WHAT IS NEEDED: Scan the lines below for the string "CleanAirNDCs" and copy every one that has it.

INPUT:

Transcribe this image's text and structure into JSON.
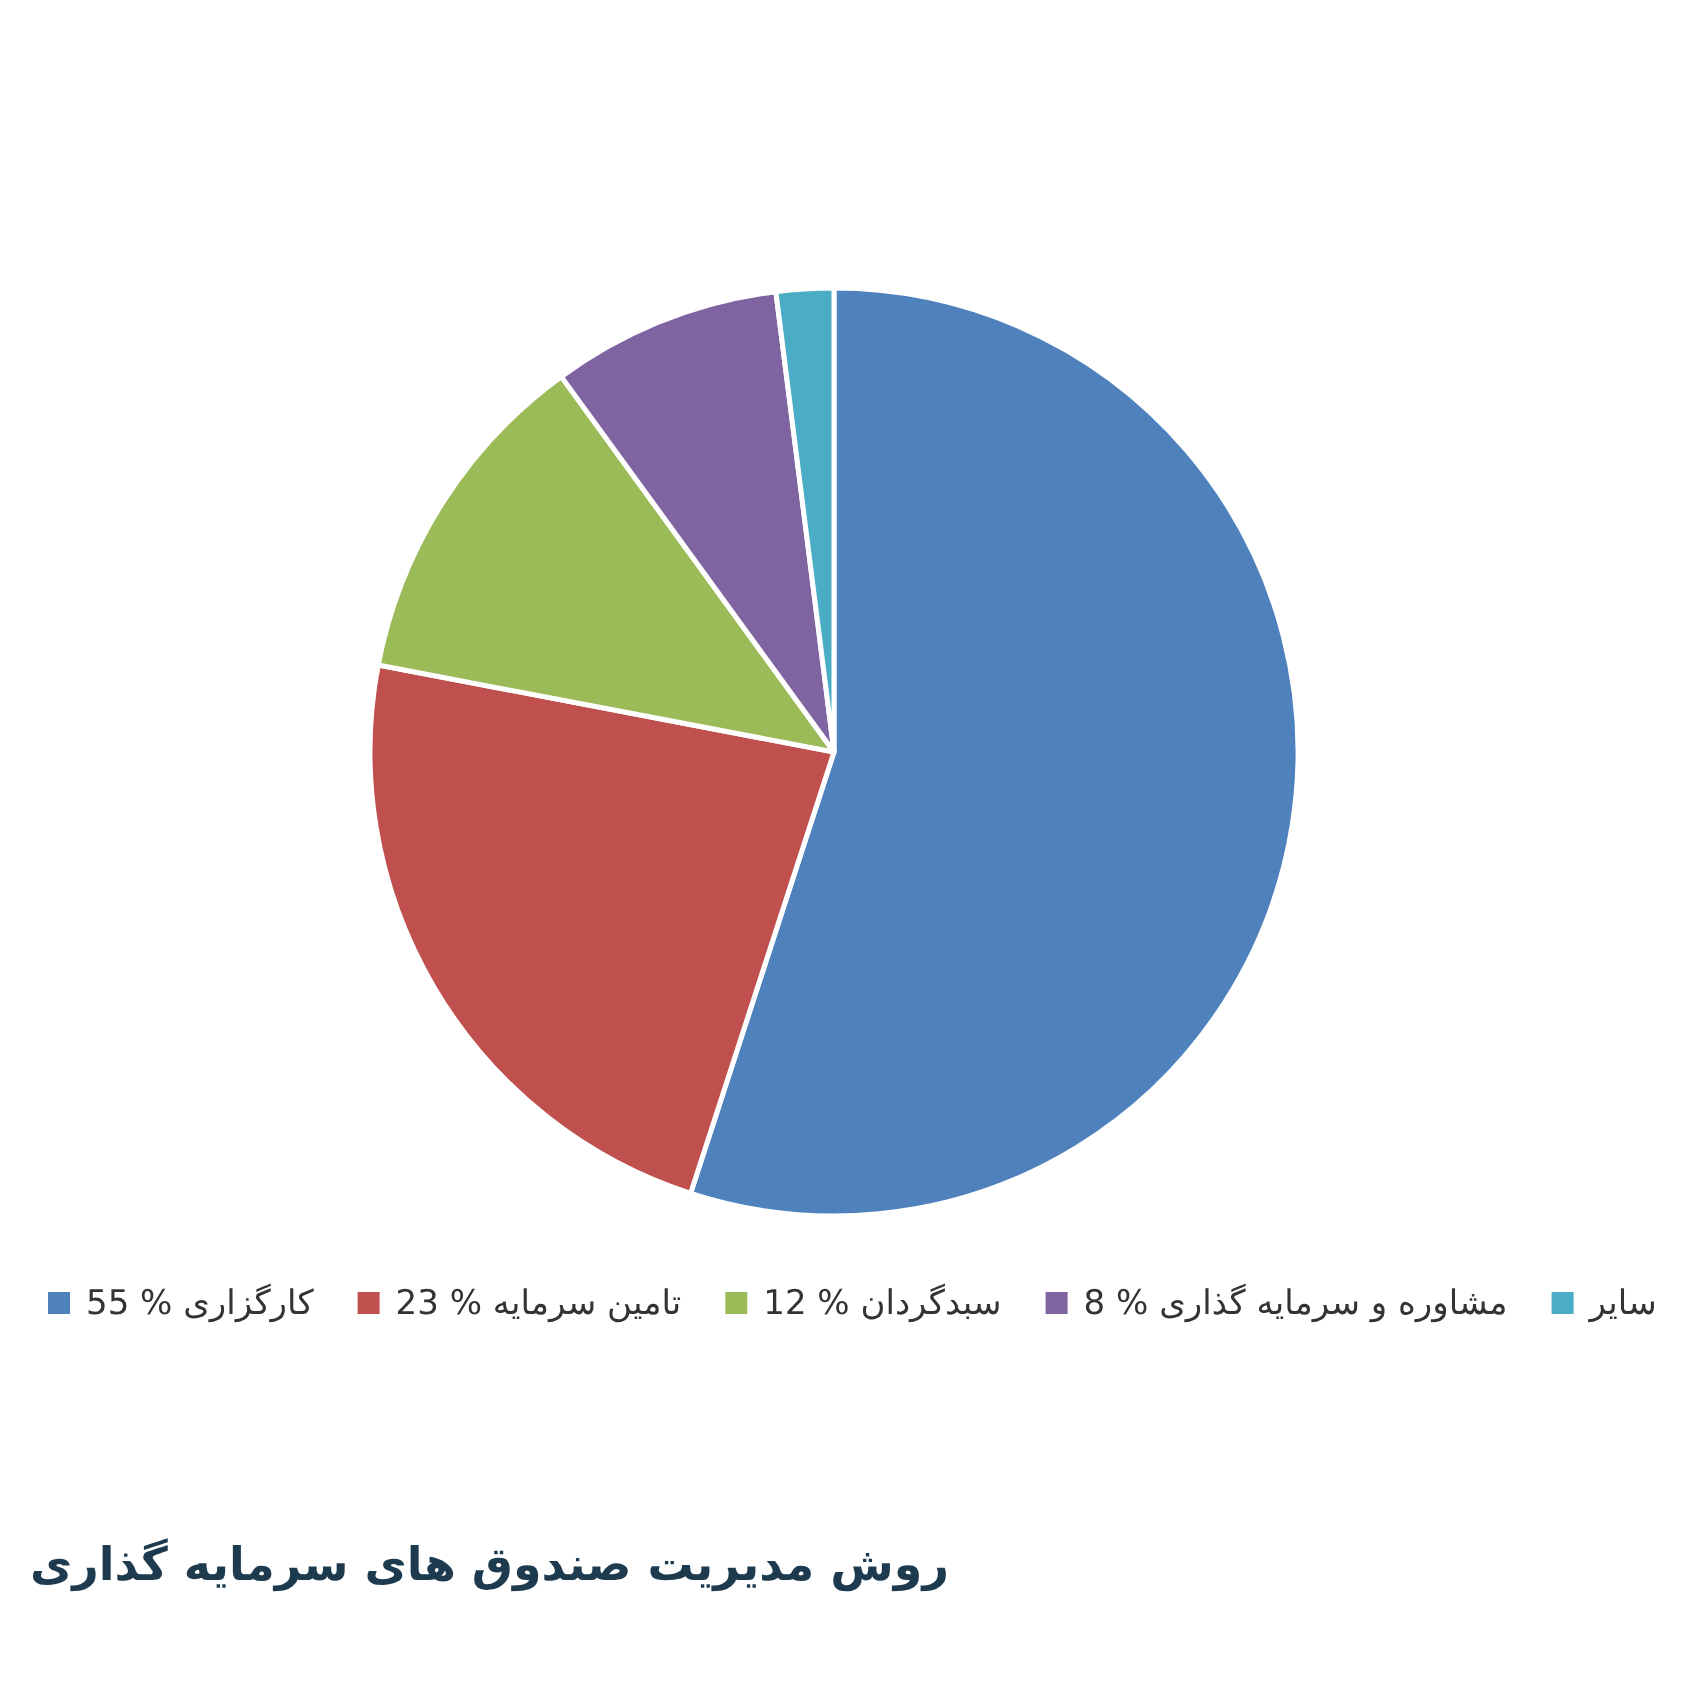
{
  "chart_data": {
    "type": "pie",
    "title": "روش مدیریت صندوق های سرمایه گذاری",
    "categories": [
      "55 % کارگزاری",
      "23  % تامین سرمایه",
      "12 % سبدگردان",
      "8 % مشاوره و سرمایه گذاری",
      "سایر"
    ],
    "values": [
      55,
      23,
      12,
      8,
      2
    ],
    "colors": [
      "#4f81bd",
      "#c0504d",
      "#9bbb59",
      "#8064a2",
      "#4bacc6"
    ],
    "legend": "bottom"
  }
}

--

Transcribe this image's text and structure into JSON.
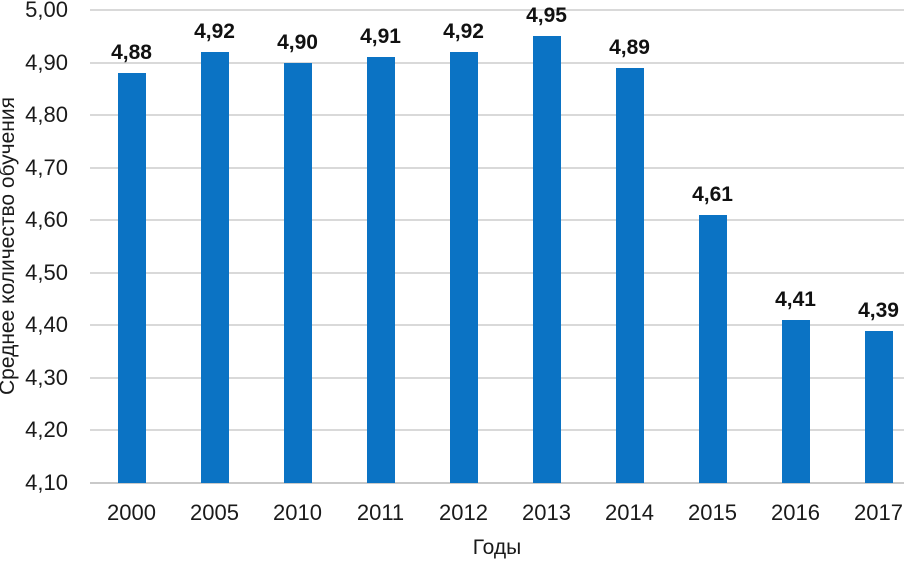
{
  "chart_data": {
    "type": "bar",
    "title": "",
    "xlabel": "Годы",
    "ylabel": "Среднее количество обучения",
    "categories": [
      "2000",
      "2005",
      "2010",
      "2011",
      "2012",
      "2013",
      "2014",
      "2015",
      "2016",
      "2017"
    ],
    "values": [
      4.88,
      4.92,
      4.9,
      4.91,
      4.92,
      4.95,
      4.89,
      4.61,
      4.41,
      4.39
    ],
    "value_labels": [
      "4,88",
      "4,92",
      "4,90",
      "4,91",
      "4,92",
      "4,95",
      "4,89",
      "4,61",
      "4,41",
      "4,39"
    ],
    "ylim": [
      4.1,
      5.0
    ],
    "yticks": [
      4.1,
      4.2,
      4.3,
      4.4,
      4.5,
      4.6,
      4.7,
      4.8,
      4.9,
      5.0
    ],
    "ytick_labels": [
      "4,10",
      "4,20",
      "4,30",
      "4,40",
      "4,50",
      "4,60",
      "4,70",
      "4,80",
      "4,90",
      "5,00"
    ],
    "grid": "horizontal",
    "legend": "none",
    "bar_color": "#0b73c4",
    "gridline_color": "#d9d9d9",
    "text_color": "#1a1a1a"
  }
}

==

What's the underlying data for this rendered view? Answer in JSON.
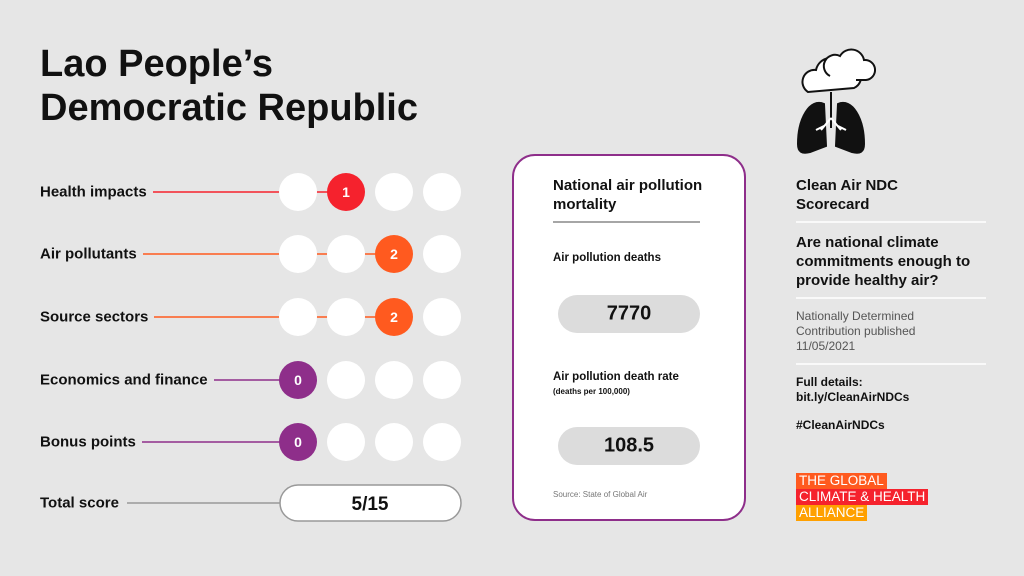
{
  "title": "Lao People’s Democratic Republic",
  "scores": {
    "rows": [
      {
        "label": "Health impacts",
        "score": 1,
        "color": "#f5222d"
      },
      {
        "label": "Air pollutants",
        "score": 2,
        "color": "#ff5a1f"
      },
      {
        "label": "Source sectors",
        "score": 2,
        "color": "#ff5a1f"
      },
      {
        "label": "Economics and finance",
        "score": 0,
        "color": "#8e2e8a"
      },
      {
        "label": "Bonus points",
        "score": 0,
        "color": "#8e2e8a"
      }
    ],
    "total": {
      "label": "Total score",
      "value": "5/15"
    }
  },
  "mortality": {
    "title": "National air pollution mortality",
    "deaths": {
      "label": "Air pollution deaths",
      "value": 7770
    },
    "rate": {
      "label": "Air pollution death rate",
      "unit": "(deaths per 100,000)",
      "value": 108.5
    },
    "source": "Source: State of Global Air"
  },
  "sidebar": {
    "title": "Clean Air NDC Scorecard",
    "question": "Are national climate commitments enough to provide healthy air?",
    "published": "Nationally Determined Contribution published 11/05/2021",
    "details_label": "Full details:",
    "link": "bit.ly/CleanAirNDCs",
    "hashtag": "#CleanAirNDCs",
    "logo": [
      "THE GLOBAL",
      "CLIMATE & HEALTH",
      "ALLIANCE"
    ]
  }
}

TASK SOLUTION:
    "link": "bit.ly/CleanAirNDCs",
    "hashtag": "#CleanAirNDCs",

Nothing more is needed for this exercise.